Output the full listing below exactly, without the pictures.

▶ [Data in this exercise]
____________________

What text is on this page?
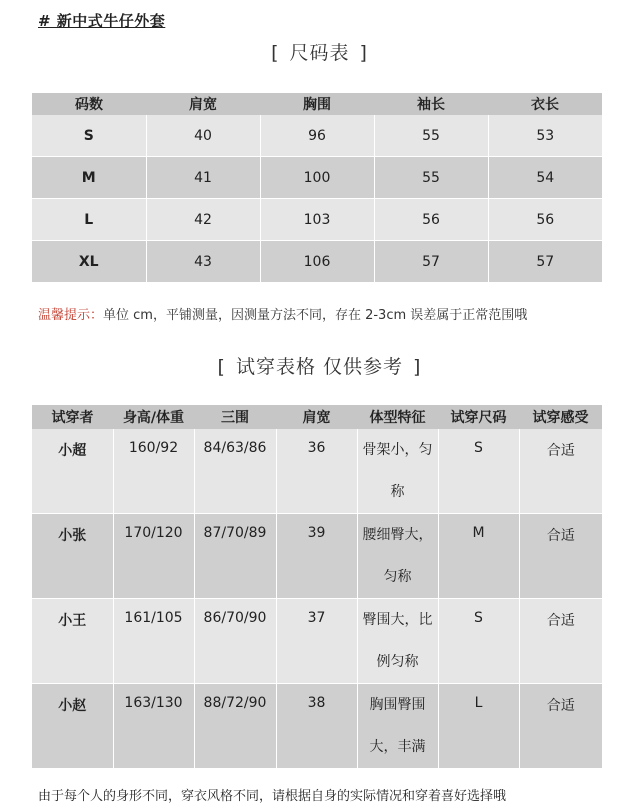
# 新中式牛仔外套
[ 尺码表 ]
码数	肩宽	胸围	袖长	衣长
S	40	96	55	53
M	41	100	55	54
L	42	103	56	56
XL	43	106	57	57
温馨提示：单位 cm，平铺测量，因测量方法不同，存在 2-3cm 误差属于正常范围哦
[ 试穿表格 仅供参考 ]
试穿者	身高/体重	三围	肩宽	体型特征	试穿尺码	试穿感受
小超	160/92	84/63/86	36	骨架小，匀称	S	合适
小张	170/120	87/70/89	39	腰细臀大，匀称	M	合适
小王	161/105	86/70/90	37	臀围大，比例匀称	S	合适
小赵	163/130	88/72/90	38	胸围臀围大，丰满	L	合适
由于每个人的身形不同，穿衣风格不同，请根据自身的实际情况和穿着喜好选择哦
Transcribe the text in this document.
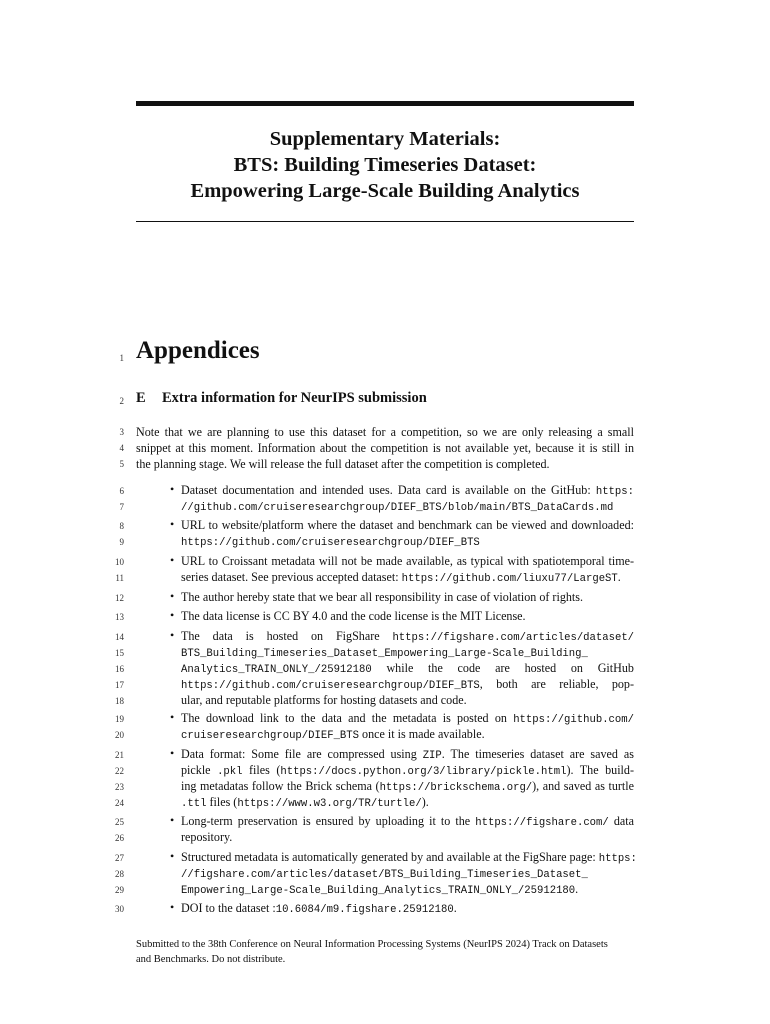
Supplementary Materials:
BTS: Building Timeseries Dataset:
Empowering Large-Scale Building Analytics
1
2
3
4
5
6
7
8
9
10
11
12
13
14
15
16
17
18
19
20
21
22
23
24
25
26
27
28
29
30
Appendices
E Extra information for NeurIPS submission
Note that we are planning to use this dataset for a competition, so we are only releasing a small
snippet at this moment. Information about the competition is not available yet, because it is still in
the planning stage. We will release the full dataset after the competition is completed.
• Dataset documentation and intended uses. Data card is available on the GitHub: https:
//github.com/cruiseresearchgroup/DIEF_BTS/blob/main/BTS_DataCards.md
• URL to website/platform where the dataset and benchmark can be viewed and downloaded:
https://github.com/cruiseresearchgroup/DIEF_BTS
• URL to Croissant metadata will not be made available, as typical with spatiotemporal time-
series dataset. See previous accepted dataset: https://github.com/liuxu77/LargeST.
• The author hereby state that we bear all responsibility in case of violation of rights.
• The data license is CC BY 4.0 and the code license is the MIT License.
• The data is hosted on FigShare https://figshare.com/articles/dataset/
BTS_Building_Timeseries_Dataset_Empowering_Large-Scale_Building_
Analytics_TRAIN_ONLY_/25912180 while the code are hosted on GitHub
https://github.com/cruiseresearchgroup/DIEF_BTS, both are reliable, pop-
ular, and reputable platforms for hosting datasets and code.
• The download link to the data and the metadata is posted on https://github.com/
cruiseresearchgroup/DIEF_BTS once it is made available.
• Data format: Some file are compressed using ZIP. The timeseries dataset are saved as
pickle .pkl files (https://docs.python.org/3/library/pickle.html). The build-
ing metadatas follow the Brick schema (https://brickschema.org/), and saved as turtle
.ttl files (https://www.w3.org/TR/turtle/).
• Long-term preservation is ensured by uploading it to the https://figshare.com/ data
repository.
• Structured metadata is automatically generated by and available at the FigShare page: https:
//figshare.com/articles/dataset/BTS_Building_Timeseries_Dataset_
Empowering_Large-Scale_Building_Analytics_TRAIN_ONLY_/25912180.
• DOI to the dataset :10.6084/m9.figshare.25912180.
Submitted to the 38th Conference on Neural Information Processing Systems (NeurIPS 2024) Track on Datasets
and Benchmarks. Do not distribute.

____________________

▶ [Right answer]
What text is on this page?
# 新中式牛仔外套
[ 尺码表 ]
码数	肩宽	胸围	袖长	衣长
S	40	96	55	53
M	41	100	55	54
L	42	103	56	56
XL	43	106	57	57
温馨提示：单位 cm，平铺测量，因测量方法不同，存在 2-3cm 误差属于正常范围哦
[ 试穿表格 仅供参考 ]
试穿者	身高/体重	三围	肩宽	体型特征	试穿尺码	试穿感受
小超	160/92	84/63/86	36	骨架小，匀称	S	合适
小张	170/120	87/70/89	39	腰细臀大，匀称	M	合适
小王	161/105	86/70/90	37	臀围大，比例匀称	S	合适
小赵	163/130	88/72/90	38	胸围臀围大，丰满	L	合适
由于每个人的身形不同，穿衣风格不同，请根据自身的实际情况和穿着喜好选择哦
Transcribe the text in this document.
Supplementary Materials:
BTS: Building Timeseries Dataset:
Empowering Large-Scale Building Analytics
1
2
3
4
5
6
7
8
9
10
11
12
13
14
15
16
17
18
19
20
21
22
23
24
25
26
27
28
29
30
Appendices
E Extra information for NeurIPS submission
Note that we are planning to use this dataset for a competition, so we are only releasing a small
snippet at this moment. Information about the competition is not available yet, because it is still in
the planning stage. We will release the full dataset after the competition is completed.
• Dataset documentation and intended uses. Data card is available on the GitHub: https:
//github.com/cruiseresearchgroup/DIEF_BTS/blob/main/BTS_DataCards.md
• URL to website/platform where the dataset and benchmark can be viewed and downloaded:
https://github.com/cruiseresearchgroup/DIEF_BTS
• URL to Croissant metadata will not be made available, as typical with spatiotemporal time-
series dataset. See previous accepted dataset: https://github.com/liuxu77/LargeST.
• The author hereby state that we bear all responsibility in case of violation of rights.
• The data license is CC BY 4.0 and the code license is the MIT License.
• The data is hosted on FigShare https://figshare.com/articles/dataset/
BTS_Building_Timeseries_Dataset_Empowering_Large-Scale_Building_
Analytics_TRAIN_ONLY_/25912180 while the code are hosted on GitHub
https://github.com/cruiseresearchgroup/DIEF_BTS, both are reliable, pop-
ular, and reputable platforms for hosting datasets and code.
• The download link to the data and the metadata is posted on https://github.com/
cruiseresearchgroup/DIEF_BTS once it is made available.
• Data format: Some file are compressed using ZIP. The timeseries dataset are saved as
pickle .pkl files (https://docs.python.org/3/library/pickle.html). The build-
ing metadatas follow the Brick schema (https://brickschema.org/), and saved as turtle
.ttl files (https://www.w3.org/TR/turtle/).
• Long-term preservation is ensured by uploading it to the https://figshare.com/ data
repository.
• Structured metadata is automatically generated by and available at the FigShare page: https:
//figshare.com/articles/dataset/BTS_Building_Timeseries_Dataset_
Empowering_Large-Scale_Building_Analytics_TRAIN_ONLY_/25912180.
• DOI to the dataset :10.6084/m9.figshare.25912180.
Submitted to the 38th Conference on Neural Information Processing Systems (NeurIPS 2024) Track on Datasets
and Benchmarks. Do not distribute.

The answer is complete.